• _Exercise instructions_
Write the line that includes "OCR this image." and all subsequent lines, exactly as written, and nothing more.

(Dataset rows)
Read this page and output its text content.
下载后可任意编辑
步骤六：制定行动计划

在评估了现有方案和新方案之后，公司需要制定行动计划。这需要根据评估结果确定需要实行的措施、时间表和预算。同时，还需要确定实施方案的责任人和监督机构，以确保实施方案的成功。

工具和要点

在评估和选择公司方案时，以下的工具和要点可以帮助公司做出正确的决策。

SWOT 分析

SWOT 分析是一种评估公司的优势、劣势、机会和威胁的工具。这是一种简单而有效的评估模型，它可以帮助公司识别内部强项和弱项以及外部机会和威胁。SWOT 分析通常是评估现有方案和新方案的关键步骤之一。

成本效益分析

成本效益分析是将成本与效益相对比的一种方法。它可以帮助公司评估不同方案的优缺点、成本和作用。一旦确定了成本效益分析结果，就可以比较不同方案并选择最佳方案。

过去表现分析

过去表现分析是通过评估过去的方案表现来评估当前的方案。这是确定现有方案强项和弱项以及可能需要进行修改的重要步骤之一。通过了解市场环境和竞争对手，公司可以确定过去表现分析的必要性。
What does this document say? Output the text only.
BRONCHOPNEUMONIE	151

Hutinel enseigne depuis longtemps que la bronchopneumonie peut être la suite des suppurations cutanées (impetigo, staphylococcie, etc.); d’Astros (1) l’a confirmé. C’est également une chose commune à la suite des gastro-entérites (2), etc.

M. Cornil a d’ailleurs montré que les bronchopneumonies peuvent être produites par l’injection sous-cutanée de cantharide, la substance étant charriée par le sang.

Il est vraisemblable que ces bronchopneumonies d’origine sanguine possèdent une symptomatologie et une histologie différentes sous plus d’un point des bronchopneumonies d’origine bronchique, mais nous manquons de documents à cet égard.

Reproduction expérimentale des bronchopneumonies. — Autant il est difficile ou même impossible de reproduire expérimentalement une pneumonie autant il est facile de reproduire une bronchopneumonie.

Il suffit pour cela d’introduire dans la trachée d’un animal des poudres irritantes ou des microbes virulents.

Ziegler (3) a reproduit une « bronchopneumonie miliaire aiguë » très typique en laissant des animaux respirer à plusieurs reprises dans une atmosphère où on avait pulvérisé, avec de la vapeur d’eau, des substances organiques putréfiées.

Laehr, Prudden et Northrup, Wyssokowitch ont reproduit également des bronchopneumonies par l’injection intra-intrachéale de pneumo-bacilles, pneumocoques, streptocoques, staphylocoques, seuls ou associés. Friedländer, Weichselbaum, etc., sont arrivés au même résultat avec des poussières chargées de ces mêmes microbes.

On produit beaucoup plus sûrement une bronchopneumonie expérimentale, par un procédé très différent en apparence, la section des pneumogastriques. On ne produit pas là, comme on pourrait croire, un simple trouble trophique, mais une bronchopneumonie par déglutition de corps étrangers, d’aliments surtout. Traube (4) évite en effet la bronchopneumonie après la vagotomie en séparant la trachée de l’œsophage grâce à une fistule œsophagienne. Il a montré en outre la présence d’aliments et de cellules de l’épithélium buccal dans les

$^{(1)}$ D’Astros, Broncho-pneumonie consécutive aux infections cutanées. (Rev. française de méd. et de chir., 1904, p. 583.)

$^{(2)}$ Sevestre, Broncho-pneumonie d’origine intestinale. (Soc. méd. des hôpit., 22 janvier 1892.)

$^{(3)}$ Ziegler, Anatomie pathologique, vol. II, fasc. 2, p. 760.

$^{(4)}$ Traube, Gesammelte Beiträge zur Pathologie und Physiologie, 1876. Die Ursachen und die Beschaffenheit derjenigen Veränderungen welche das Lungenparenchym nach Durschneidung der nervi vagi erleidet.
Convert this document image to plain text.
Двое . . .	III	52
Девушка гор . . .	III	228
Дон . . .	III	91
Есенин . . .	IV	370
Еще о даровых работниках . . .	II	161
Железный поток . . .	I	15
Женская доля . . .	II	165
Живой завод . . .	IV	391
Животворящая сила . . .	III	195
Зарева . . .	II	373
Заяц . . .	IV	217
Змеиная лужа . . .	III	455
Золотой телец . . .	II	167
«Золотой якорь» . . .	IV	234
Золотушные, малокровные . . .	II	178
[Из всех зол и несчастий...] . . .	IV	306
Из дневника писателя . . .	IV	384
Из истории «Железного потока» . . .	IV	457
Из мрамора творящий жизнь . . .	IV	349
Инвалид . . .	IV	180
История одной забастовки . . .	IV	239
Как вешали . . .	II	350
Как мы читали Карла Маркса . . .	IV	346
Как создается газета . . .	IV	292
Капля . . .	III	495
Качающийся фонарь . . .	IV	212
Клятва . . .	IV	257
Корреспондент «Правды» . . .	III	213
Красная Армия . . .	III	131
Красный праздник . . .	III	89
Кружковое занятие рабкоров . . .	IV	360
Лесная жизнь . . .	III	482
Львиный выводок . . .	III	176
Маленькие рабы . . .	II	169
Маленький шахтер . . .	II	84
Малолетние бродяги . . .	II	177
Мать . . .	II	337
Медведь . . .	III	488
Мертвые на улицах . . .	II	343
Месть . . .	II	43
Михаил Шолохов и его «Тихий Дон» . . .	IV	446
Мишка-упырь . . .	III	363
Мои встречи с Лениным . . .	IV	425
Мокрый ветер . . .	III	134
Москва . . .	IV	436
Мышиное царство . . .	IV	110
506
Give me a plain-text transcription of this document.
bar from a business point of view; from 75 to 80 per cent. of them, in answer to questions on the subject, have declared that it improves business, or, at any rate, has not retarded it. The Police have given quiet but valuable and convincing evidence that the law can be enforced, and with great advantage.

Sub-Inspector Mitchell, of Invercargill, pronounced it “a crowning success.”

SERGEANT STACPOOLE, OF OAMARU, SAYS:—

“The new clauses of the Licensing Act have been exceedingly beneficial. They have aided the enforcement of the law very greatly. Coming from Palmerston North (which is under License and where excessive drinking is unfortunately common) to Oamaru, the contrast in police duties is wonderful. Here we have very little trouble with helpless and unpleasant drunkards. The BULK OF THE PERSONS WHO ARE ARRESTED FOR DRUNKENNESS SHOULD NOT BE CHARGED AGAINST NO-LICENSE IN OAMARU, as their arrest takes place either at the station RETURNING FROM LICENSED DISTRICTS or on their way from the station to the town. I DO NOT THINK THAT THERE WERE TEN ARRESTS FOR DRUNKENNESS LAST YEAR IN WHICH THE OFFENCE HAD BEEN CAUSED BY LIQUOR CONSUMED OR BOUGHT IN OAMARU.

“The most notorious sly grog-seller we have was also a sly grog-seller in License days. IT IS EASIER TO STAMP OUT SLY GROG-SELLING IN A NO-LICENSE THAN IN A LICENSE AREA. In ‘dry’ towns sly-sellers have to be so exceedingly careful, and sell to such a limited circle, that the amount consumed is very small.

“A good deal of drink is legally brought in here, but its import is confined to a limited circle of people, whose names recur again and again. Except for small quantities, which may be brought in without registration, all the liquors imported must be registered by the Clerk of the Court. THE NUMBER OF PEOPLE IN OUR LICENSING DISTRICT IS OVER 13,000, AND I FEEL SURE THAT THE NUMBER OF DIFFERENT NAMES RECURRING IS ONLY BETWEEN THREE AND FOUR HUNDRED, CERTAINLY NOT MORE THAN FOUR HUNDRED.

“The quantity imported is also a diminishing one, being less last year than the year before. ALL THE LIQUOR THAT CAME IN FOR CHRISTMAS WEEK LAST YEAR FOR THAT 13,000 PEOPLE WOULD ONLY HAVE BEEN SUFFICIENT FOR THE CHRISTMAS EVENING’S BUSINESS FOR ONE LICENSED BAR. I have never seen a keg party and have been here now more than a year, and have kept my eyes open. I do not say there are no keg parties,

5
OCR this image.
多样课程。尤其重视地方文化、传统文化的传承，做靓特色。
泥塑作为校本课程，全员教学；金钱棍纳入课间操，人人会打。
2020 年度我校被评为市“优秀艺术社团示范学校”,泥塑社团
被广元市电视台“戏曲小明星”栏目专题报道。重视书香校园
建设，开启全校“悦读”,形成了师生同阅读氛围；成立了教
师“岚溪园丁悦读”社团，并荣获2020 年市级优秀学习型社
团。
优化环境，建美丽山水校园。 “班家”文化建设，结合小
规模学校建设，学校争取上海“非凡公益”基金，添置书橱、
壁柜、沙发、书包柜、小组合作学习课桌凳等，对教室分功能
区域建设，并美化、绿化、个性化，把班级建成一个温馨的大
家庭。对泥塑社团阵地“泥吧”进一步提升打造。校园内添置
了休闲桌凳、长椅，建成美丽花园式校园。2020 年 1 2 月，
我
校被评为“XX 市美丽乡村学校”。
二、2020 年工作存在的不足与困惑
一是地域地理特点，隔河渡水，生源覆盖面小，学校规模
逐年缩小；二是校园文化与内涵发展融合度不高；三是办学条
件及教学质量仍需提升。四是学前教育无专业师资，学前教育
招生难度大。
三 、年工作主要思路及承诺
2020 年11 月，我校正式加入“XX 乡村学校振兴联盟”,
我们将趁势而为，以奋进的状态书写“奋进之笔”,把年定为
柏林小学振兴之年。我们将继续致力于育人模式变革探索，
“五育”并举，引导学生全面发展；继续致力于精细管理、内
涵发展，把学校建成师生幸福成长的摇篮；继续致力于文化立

• _Right answer_
OCR this image.
多样课程。尤其重视地方文化、传统文化的传承，做靓特色。
泥塑作为校本课程，全员教学；金钱棍纳入课间操，人人会打。
2020 年度我校被评为市“优秀艺术社团示范学校”,泥塑社团
被广元市电视台“戏曲小明星”栏目专题报道。重视书香校园
建设，开启全校“悦读”,形成了师生同阅读氛围；成立了教
师“岚溪园丁悦读”社团，并荣获2020 年市级优秀学习型社
团。
优化环境，建美丽山水校园。 “班家”文化建设，结合小
规模学校建设，学校争取上海“非凡公益”基金，添置书橱、
壁柜、沙发、书包柜、小组合作学习课桌凳等，对教室分功能
区域建设，并美化、绿化、个性化，把班级建成一个温馨的大
家庭。对泥塑社团阵地“泥吧”进一步提升打造。校园内添置
了休闲桌凳、长椅，建成美丽花园式校园。2020 年 1 2 月，
我
校被评为“XX 市美丽乡村学校”。
二、2020 年工作存在的不足与困惑
一是地域地理特点，隔河渡水，生源覆盖面小，学校规模
逐年缩小；二是校园文化与内涵发展融合度不高；三是办学条
件及教学质量仍需提升。四是学前教育无专业师资，学前教育
招生难度大。
三 、年工作主要思路及承诺
2020 年11 月，我校正式加入“XX 乡村学校振兴联盟”,
我们将趁势而为，以奋进的状态书写“奋进之笔”,把年定为
柏林小学振兴之年。我们将继续致力于育人模式变革探索，
“五育”并举，引导学生全面发展；继续致力于精细管理、内
涵发展，把学校建成师生幸福成长的摇篮；继续致力于文化立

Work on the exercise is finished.